» WHAT IS ASKED:
Rewrite the data below, replacing every "divider" with "separator" and leaving everything else unchanged.

--- PROVIDED RECORDS ---

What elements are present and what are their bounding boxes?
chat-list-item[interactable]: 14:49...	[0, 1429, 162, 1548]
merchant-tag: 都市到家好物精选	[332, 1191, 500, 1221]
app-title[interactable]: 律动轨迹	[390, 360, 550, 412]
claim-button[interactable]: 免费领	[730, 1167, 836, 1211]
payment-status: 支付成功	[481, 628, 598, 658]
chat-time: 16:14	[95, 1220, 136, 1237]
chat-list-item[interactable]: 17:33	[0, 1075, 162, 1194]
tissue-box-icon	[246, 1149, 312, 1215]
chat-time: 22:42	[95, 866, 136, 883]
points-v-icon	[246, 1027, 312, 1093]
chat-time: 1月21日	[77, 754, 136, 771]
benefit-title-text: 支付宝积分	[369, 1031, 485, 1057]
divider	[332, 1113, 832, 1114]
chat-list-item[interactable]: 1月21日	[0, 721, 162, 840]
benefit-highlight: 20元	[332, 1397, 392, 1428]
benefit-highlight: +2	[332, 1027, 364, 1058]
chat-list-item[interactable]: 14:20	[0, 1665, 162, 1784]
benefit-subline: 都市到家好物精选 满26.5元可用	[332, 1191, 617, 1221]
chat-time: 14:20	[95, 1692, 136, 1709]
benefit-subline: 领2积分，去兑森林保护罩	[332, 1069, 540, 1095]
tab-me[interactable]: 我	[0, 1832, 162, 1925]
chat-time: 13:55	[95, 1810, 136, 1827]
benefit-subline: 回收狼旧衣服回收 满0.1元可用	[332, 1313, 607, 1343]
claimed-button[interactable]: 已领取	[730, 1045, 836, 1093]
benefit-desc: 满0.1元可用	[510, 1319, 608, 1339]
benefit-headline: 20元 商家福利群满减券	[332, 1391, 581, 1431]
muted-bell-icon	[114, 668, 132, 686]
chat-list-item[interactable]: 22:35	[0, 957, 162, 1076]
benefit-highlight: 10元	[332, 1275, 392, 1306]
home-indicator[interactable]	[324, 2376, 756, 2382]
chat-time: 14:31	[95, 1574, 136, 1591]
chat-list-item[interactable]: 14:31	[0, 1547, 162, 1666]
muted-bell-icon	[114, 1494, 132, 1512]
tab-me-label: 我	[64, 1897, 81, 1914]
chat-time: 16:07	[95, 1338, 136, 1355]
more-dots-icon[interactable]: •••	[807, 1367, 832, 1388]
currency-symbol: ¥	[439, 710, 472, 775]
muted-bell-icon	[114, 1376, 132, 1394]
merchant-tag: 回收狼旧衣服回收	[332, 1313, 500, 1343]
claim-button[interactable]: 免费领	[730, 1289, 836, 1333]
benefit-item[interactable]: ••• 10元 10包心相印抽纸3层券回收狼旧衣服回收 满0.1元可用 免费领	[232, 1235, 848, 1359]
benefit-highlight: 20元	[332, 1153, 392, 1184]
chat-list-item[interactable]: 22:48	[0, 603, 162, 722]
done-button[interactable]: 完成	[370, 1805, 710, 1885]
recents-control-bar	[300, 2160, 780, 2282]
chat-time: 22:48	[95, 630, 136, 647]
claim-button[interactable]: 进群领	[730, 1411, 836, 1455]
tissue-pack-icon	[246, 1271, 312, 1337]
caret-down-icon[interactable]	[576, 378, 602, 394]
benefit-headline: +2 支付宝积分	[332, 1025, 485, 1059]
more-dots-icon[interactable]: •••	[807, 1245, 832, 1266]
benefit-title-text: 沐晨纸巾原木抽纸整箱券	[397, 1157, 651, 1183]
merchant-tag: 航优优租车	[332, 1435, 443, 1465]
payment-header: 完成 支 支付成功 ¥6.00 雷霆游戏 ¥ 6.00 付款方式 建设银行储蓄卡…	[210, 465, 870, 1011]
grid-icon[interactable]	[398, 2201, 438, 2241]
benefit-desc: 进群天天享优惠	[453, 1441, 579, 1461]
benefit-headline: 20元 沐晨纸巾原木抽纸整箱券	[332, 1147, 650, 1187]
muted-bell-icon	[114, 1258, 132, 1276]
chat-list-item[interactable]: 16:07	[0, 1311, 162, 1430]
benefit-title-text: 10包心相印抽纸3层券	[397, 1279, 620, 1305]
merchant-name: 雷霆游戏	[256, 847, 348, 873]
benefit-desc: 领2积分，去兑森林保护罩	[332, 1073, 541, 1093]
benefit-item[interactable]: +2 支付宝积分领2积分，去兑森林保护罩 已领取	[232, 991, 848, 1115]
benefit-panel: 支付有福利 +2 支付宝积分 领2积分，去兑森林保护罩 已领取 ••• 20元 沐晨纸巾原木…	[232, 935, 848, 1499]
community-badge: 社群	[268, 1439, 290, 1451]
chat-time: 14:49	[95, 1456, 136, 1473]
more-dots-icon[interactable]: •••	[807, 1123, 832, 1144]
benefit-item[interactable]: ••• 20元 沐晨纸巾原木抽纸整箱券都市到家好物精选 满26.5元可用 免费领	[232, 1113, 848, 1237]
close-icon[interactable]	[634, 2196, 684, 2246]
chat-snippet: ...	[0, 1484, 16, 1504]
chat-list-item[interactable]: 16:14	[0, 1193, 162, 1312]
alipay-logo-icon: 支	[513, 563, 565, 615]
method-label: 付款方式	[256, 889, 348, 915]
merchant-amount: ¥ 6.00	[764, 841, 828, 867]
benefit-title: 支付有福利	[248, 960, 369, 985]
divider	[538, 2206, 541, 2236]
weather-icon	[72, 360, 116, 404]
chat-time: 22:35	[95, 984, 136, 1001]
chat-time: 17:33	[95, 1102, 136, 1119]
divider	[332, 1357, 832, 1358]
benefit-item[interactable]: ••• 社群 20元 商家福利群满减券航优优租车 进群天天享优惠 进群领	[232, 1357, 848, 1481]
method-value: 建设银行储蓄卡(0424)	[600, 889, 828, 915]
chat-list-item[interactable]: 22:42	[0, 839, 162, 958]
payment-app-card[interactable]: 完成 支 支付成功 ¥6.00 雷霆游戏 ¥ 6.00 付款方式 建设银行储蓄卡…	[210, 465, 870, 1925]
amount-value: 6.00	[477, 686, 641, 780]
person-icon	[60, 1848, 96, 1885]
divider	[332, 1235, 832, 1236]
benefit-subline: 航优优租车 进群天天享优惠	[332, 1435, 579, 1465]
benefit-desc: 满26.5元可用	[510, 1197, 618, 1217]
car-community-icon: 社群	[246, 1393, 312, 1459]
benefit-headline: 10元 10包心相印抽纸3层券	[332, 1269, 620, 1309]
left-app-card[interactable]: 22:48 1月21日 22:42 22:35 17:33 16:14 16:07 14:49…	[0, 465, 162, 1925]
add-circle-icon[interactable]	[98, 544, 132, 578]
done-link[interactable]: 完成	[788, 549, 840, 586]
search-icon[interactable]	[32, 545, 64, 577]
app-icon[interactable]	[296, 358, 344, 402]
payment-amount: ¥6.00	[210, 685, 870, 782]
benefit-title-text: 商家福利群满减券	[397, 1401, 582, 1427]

---

» COMPLETED EXERCISE:
What elements are present and what are their bounding boxes?
chat-list-item[interactable]: 14:49...	[0, 1429, 162, 1548]
merchant-tag: 都市到家好物精选	[332, 1191, 500, 1221]
app-title[interactable]: 律动轨迹	[390, 360, 550, 412]
claim-button[interactable]: 免费领	[730, 1167, 836, 1211]
payment-status: 支付成功	[481, 628, 598, 658]
chat-time: 16:14	[95, 1220, 136, 1237]
chat-list-item[interactable]: 17:33	[0, 1075, 162, 1194]
tissue-box-icon	[246, 1149, 312, 1215]
chat-time: 22:42	[95, 866, 136, 883]
points-v-icon	[246, 1027, 312, 1093]
chat-time: 1月21日	[77, 754, 136, 771]
benefit-title-text: 支付宝积分	[369, 1031, 485, 1057]
separator	[332, 1113, 832, 1114]
chat-list-item[interactable]: 1月21日	[0, 721, 162, 840]
benefit-highlight: 20元	[332, 1397, 392, 1428]
benefit-highlight: +2	[332, 1027, 364, 1058]
chat-list-item[interactable]: 14:20	[0, 1665, 162, 1784]
benefit-subline: 都市到家好物精选 满26.5元可用	[332, 1191, 617, 1221]
chat-time: 14:20	[95, 1692, 136, 1709]
benefit-subline: 领2积分，去兑森林保护罩	[332, 1069, 540, 1095]
tab-me[interactable]: 我	[0, 1832, 162, 1925]
chat-time: 13:55	[95, 1810, 136, 1827]
benefit-subline: 回收狼旧衣服回收 满0.1元可用	[332, 1313, 607, 1343]
claimed-button[interactable]: 已领取	[730, 1045, 836, 1093]
benefit-desc: 满0.1元可用	[510, 1319, 608, 1339]
benefit-headline: 20元 商家福利群满减券	[332, 1391, 581, 1431]
muted-bell-icon	[114, 668, 132, 686]
chat-list-item[interactable]: 22:35	[0, 957, 162, 1076]
benefit-highlight: 10元	[332, 1275, 392, 1306]
home-indicator[interactable]	[324, 2376, 756, 2382]
chat-time: 14:31	[95, 1574, 136, 1591]
chat-list-item[interactable]: 14:31	[0, 1547, 162, 1666]
muted-bell-icon	[114, 1494, 132, 1512]
tab-me-label: 我	[64, 1897, 81, 1914]
chat-time: 16:07	[95, 1338, 136, 1355]
more-dots-icon[interactable]: •••	[807, 1367, 832, 1388]
currency-symbol: ¥	[439, 710, 472, 775]
muted-bell-icon	[114, 1376, 132, 1394]
merchant-tag: 回收狼旧衣服回收	[332, 1313, 500, 1343]
claim-button[interactable]: 免费领	[730, 1289, 836, 1333]
benefit-item[interactable]: ••• 10元 10包心相印抽纸3层券回收狼旧衣服回收 满0.1元可用 免费领	[232, 1235, 848, 1359]
benefit-highlight: 20元	[332, 1153, 392, 1184]
chat-list-item[interactable]: 22:48	[0, 603, 162, 722]
done-button[interactable]: 完成	[370, 1805, 710, 1885]
recents-control-bar	[300, 2160, 780, 2282]
chat-time: 22:48	[95, 630, 136, 647]
claim-button[interactable]: 进群领	[730, 1411, 836, 1455]
tissue-pack-icon	[246, 1271, 312, 1337]
caret-down-icon[interactable]	[576, 378, 602, 394]
benefit-headline: +2 支付宝积分	[332, 1025, 485, 1059]
more-dots-icon[interactable]: •••	[807, 1245, 832, 1266]
benefit-title-text: 沐晨纸巾原木抽纸整箱券	[397, 1157, 651, 1183]
merchant-tag: 航优优租车	[332, 1435, 443, 1465]
payment-header: 完成 支 支付成功 ¥6.00 雷霆游戏 ¥ 6.00 付款方式 建设银行储蓄卡…	[210, 465, 870, 1011]
grid-icon[interactable]	[398, 2201, 438, 2241]
benefit-desc: 进群天天享优惠	[453, 1441, 579, 1461]
benefit-headline: 20元 沐晨纸巾原木抽纸整箱券	[332, 1147, 650, 1187]
muted-bell-icon	[114, 1258, 132, 1276]
chat-list-item[interactable]: 16:07	[0, 1311, 162, 1430]
benefit-title-text: 10包心相印抽纸3层券	[397, 1279, 620, 1305]
merchant-name: 雷霆游戏	[256, 847, 348, 873]
benefit-desc: 领2积分，去兑森林保护罩	[332, 1073, 541, 1093]
benefit-item[interactable]: +2 支付宝积分领2积分，去兑森林保护罩 已领取	[232, 991, 848, 1115]
benefit-panel: 支付有福利 +2 支付宝积分 领2积分，去兑森林保护罩 已领取 ••• 20元 沐晨纸巾原木…	[232, 935, 848, 1499]
community-badge: 社群	[268, 1439, 290, 1451]
chat-time: 14:49	[95, 1456, 136, 1473]
more-dots-icon[interactable]: •••	[807, 1123, 832, 1144]
benefit-item[interactable]: ••• 20元 沐晨纸巾原木抽纸整箱券都市到家好物精选 满26.5元可用 免费领	[232, 1113, 848, 1237]
close-icon[interactable]	[634, 2196, 684, 2246]
chat-snippet: ...	[0, 1484, 16, 1504]
chat-list-item[interactable]: 16:14	[0, 1193, 162, 1312]
alipay-logo-icon: 支	[513, 563, 565, 615]
method-label: 付款方式	[256, 889, 348, 915]
merchant-amount: ¥ 6.00	[764, 841, 828, 867]
benefit-title: 支付有福利	[248, 960, 369, 985]
separator	[538, 2206, 541, 2236]
weather-icon	[72, 360, 116, 404]
chat-time: 22:35	[95, 984, 136, 1001]
chat-time: 17:33	[95, 1102, 136, 1119]
separator	[332, 1357, 832, 1358]
benefit-item[interactable]: ••• 社群 20元 商家福利群满减券航优优租车 进群天天享优惠 进群领	[232, 1357, 848, 1481]
method-value: 建设银行储蓄卡(0424)	[600, 889, 828, 915]
chat-list-item[interactable]: 22:42	[0, 839, 162, 958]
payment-app-card[interactable]: 完成 支 支付成功 ¥6.00 雷霆游戏 ¥ 6.00 付款方式 建设银行储蓄卡…	[210, 465, 870, 1925]
amount-value: 6.00	[477, 686, 641, 780]
person-icon	[60, 1848, 96, 1885]
separator	[332, 1235, 832, 1236]
benefit-subline: 航优优租车 进群天天享优惠	[332, 1435, 579, 1465]
benefit-desc: 满26.5元可用	[510, 1197, 618, 1217]
car-community-icon: 社群	[246, 1393, 312, 1459]
benefit-headline: 10元 10包心相印抽纸3层券	[332, 1269, 620, 1309]
left-app-card[interactable]: 22:48 1月21日 22:42 22:35 17:33 16:14 16:07 14:49…	[0, 465, 162, 1925]
add-circle-icon[interactable]	[98, 544, 132, 578]
done-link[interactable]: 完成	[788, 549, 840, 586]
search-icon[interactable]	[32, 545, 64, 577]
app-icon[interactable]	[296, 358, 344, 402]
payment-amount: ¥6.00	[210, 685, 870, 782]
benefit-title-text: 商家福利群满减券	[397, 1401, 582, 1427]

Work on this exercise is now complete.